*Dataset entries on figures*.
....
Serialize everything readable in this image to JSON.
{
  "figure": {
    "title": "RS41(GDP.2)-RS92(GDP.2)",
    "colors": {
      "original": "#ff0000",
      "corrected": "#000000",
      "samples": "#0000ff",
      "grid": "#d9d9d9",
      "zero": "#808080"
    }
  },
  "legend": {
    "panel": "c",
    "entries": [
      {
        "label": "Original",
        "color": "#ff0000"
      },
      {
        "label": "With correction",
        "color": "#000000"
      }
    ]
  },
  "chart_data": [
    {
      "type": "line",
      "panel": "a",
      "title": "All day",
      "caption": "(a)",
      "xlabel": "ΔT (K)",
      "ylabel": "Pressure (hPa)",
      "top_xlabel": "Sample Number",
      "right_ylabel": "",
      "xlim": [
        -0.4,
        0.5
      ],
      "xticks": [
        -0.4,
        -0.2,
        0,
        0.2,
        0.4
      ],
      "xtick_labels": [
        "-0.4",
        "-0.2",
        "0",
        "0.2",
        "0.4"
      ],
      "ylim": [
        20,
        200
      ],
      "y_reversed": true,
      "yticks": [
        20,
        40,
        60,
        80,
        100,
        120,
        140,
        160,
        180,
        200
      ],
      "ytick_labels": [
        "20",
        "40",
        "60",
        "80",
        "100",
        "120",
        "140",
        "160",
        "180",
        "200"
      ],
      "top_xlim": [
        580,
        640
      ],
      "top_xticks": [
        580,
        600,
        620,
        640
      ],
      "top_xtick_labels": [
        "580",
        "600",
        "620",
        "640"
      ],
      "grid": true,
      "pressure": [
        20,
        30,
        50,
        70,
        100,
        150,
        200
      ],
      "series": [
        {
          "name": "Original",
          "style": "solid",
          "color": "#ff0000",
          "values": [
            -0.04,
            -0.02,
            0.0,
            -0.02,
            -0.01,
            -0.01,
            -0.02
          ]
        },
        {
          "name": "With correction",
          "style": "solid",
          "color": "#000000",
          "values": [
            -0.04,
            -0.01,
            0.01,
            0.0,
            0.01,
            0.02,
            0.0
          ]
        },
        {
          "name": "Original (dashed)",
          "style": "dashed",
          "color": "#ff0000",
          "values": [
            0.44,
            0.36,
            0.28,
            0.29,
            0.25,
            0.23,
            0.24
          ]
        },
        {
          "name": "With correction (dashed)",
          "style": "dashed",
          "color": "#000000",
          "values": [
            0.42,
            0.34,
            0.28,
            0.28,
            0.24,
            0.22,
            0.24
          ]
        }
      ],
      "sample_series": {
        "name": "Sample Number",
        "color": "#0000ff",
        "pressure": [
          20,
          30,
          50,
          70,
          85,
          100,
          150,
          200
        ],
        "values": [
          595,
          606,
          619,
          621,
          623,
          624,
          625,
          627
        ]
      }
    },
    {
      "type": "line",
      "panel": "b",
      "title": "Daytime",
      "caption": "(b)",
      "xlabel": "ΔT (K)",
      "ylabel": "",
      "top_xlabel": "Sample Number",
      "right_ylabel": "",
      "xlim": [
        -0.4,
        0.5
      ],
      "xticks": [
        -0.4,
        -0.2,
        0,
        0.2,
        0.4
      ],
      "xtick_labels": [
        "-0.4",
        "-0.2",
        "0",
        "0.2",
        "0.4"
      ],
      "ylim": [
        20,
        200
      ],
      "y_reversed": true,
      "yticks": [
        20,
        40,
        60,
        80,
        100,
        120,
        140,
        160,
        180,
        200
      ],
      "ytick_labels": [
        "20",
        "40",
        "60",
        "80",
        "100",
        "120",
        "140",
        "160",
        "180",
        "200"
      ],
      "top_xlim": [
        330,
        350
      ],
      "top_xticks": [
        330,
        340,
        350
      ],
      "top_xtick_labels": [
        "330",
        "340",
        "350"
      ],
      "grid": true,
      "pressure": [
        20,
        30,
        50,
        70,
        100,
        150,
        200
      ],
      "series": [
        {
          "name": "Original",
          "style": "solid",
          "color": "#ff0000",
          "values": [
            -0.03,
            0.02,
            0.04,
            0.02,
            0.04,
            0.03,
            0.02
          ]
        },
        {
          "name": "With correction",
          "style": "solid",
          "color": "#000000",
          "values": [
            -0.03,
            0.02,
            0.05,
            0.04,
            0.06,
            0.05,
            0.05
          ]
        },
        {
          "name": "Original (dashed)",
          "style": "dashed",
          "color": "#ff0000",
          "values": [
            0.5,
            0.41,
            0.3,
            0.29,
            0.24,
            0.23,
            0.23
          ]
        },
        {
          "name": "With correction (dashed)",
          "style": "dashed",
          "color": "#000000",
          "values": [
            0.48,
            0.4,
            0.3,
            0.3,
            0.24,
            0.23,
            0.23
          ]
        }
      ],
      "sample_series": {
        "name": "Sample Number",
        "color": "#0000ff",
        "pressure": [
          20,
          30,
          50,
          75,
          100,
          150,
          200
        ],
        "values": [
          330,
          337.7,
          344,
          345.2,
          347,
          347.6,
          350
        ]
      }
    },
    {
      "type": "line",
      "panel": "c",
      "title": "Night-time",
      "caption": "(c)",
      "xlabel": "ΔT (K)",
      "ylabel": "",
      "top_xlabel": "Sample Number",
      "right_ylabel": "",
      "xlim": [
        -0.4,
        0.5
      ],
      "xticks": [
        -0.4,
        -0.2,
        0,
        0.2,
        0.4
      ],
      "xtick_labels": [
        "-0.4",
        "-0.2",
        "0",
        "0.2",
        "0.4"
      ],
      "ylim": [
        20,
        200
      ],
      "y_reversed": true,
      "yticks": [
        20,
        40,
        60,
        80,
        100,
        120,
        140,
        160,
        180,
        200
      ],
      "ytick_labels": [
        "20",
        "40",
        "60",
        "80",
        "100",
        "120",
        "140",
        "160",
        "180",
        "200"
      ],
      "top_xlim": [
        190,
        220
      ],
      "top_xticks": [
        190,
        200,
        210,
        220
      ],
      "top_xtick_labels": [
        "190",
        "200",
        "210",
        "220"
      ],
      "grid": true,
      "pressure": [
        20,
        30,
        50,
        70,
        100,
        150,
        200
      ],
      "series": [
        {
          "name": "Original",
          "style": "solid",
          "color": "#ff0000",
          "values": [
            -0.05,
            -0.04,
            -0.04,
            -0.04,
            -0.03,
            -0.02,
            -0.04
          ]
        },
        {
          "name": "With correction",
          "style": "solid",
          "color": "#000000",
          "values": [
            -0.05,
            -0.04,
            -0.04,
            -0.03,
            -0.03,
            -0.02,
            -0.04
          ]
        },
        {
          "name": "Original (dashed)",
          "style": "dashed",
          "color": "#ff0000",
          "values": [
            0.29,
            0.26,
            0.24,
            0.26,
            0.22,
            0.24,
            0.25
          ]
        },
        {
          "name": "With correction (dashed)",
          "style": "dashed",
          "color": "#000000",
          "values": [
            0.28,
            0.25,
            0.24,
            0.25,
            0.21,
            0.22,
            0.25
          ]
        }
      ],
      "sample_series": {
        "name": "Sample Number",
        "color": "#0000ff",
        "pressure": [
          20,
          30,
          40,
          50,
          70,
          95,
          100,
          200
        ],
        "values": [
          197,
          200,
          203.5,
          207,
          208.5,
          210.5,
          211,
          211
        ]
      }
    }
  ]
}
....
*Your task*. Transcribe the entire listing above precisely.

*Solution*.
Serialize everything readable in this image to JSON.
{
  "figure": {
    "title": "RS41(GDP.2)-RS92(GDP.2)",
    "colors": {
      "original": "#ff0000",
      "corrected": "#000000",
      "samples": "#0000ff",
      "grid": "#d9d9d9",
      "zero": "#808080"
    }
  },
  "legend": {
    "panel": "c",
    "entries": [
      {
        "label": "Original",
        "color": "#ff0000"
      },
      {
        "label": "With correction",
        "color": "#000000"
      }
    ]
  },
  "chart_data": [
    {
      "type": "line",
      "panel": "a",
      "title": "All day",
      "caption": "(a)",
      "xlabel": "ΔT (K)",
      "ylabel": "Pressure (hPa)",
      "top_xlabel": "Sample Number",
      "right_ylabel": "",
      "xlim": [
        -0.4,
        0.5
      ],
      "xticks": [
        -0.4,
        -0.2,
        0,
        0.2,
        0.4
      ],
      "xtick_labels": [
        "-0.4",
        "-0.2",
        "0",
        "0.2",
        "0.4"
      ],
      "ylim": [
        20,
        200
      ],
      "y_reversed": true,
      "yticks": [
        20,
        40,
        60,
        80,
        100,
        120,
        140,
        160,
        180,
        200
      ],
      "ytick_labels": [
        "20",
        "40",
        "60",
        "80",
        "100",
        "120",
        "140",
        "160",
        "180",
        "200"
      ],
      "top_xlim": [
        580,
        640
      ],
      "top_xticks": [
        580,
        600,
        620,
        640
      ],
      "top_xtick_labels": [
        "580",
        "600",
        "620",
        "640"
      ],
      "grid": true,
      "pressure": [
        20,
        30,
        50,
        70,
        100,
        150,
        200
      ],
      "series": [
        {
          "name": "Original",
          "style": "solid",
          "color": "#ff0000",
          "values": [
            -0.04,
            -0.02,
            0.0,
            -0.02,
            -0.01,
            -0.01,
            -0.02
          ]
        },
        {
          "name": "With correction",
          "style": "solid",
          "color": "#000000",
          "values": [
            -0.04,
            -0.01,
            0.01,
            0.0,
            0.01,
            0.02,
            0.0
          ]
        },
        {
          "name": "Original (dashed)",
          "style": "dashed",
          "color": "#ff0000",
          "values": [
            0.44,
            0.36,
            0.28,
            0.29,
            0.25,
            0.23,
            0.24
          ]
        },
        {
          "name": "With correction (dashed)",
          "style": "dashed",
          "color": "#000000",
          "values": [
            0.42,
            0.34,
            0.28,
            0.28,
            0.24,
            0.22,
            0.24
          ]
        }
      ],
      "sample_series": {
        "name": "Sample Number",
        "color": "#0000ff",
        "pressure": [
          20,
          30,
          50,
          70,
          85,
          100,
          150,
          200
        ],
        "values": [
          595,
          606,
          619,
          621,
          623,
          624,
          625,
          627
        ]
      }
    },
    {
      "type": "line",
      "panel": "b",
      "title": "Daytime",
      "caption": "(b)",
      "xlabel": "ΔT (K)",
      "ylabel": "",
      "top_xlabel": "Sample Number",
      "right_ylabel": "",
      "xlim": [
        -0.4,
        0.5
      ],
      "xticks": [
        -0.4,
        -0.2,
        0,
        0.2,
        0.4
      ],
      "xtick_labels": [
        "-0.4",
        "-0.2",
        "0",
        "0.2",
        "0.4"
      ],
      "ylim": [
        20,
        200
      ],
      "y_reversed": true,
      "yticks": [
        20,
        40,
        60,
        80,
        100,
        120,
        140,
        160,
        180,
        200
      ],
      "ytick_labels": [
        "20",
        "40",
        "60",
        "80",
        "100",
        "120",
        "140",
        "160",
        "180",
        "200"
      ],
      "top_xlim": [
        330,
        350
      ],
      "top_xticks": [
        330,
        340,
        350
      ],
      "top_xtick_labels": [
        "330",
        "340",
        "350"
      ],
      "grid": true,
      "pressure": [
        20,
        30,
        50,
        70,
        100,
        150,
        200
      ],
      "series": [
        {
          "name": "Original",
          "style": "solid",
          "color": "#ff0000",
          "values": [
            -0.03,
            0.02,
            0.04,
            0.02,
            0.04,
            0.03,
            0.02
          ]
        },
        {
          "name": "With correction",
          "style": "solid",
          "color": "#000000",
          "values": [
            -0.03,
            0.02,
            0.05,
            0.04,
            0.06,
            0.05,
            0.05
          ]
        },
        {
          "name": "Original (dashed)",
          "style": "dashed",
          "color": "#ff0000",
          "values": [
            0.5,
            0.41,
            0.3,
            0.29,
            0.24,
            0.23,
            0.23
          ]
        },
        {
          "name": "With correction (dashed)",
          "style": "dashed",
          "color": "#000000",
          "values": [
            0.48,
            0.4,
            0.3,
            0.3,
            0.24,
            0.23,
            0.23
          ]
        }
      ],
      "sample_series": {
        "name": "Sample Number",
        "color": "#0000ff",
        "pressure": [
          20,
          30,
          50,
          75,
          100,
          150,
          200
        ],
        "values": [
          330,
          337.7,
          344,
          345.2,
          347,
          347.6,
          350
        ]
      }
    },
    {
      "type": "line",
      "panel": "c",
      "title": "Night-time",
      "caption": "(c)",
      "xlabel": "ΔT (K)",
      "ylabel": "",
      "top_xlabel": "Sample Number",
      "right_ylabel": "",
      "xlim": [
        -0.4,
        0.5
      ],
      "xticks": [
        -0.4,
        -0.2,
        0,
        0.2,
        0.4
      ],
      "xtick_labels": [
        "-0.4",
        "-0.2",
        "0",
        "0.2",
        "0.4"
      ],
      "ylim": [
        20,
        200
      ],
      "y_reversed": true,
      "yticks": [
        20,
        40,
        60,
        80,
        100,
        120,
        140,
        160,
        180,
        200
      ],
      "ytick_labels": [
        "20",
        "40",
        "60",
        "80",
        "100",
        "120",
        "140",
        "160",
        "180",
        "200"
      ],
      "top_xlim": [
        190,
        220
      ],
      "top_xticks": [
        190,
        200,
        210,
        220
      ],
      "top_xtick_labels": [
        "190",
        "200",
        "210",
        "220"
      ],
      "grid": true,
      "pressure": [
        20,
        30,
        50,
        70,
        100,
        150,
        200
      ],
      "series": [
        {
          "name": "Original",
          "style": "solid",
          "color": "#ff0000",
          "values": [
            -0.05,
            -0.04,
            -0.04,
            -0.04,
            -0.03,
            -0.02,
            -0.04
          ]
        },
        {
          "name": "With correction",
          "style": "solid",
          "color": "#000000",
          "values": [
            -0.05,
            -0.04,
            -0.04,
            -0.03,
            -0.03,
            -0.02,
            -0.04
          ]
        },
        {
          "name": "Original (dashed)",
          "style": "dashed",
          "color": "#ff0000",
          "values": [
            0.29,
            0.26,
            0.24,
            0.26,
            0.22,
            0.24,
            0.25
          ]
        },
        {
          "name": "With correction (dashed)",
          "style": "dashed",
          "color": "#000000",
          "values": [
            0.28,
            0.25,
            0.24,
            0.25,
            0.21,
            0.22,
            0.25
          ]
        }
      ],
      "sample_series": {
        "name": "Sample Number",
        "color": "#0000ff",
        "pressure": [
          20,
          30,
          40,
          50,
          70,
          95,
          100,
          200
        ],
        "values": [
          197,
          200,
          203.5,
          207,
          208.5,
          210.5,
          211,
          211
        ]
      }
    }
  ]
}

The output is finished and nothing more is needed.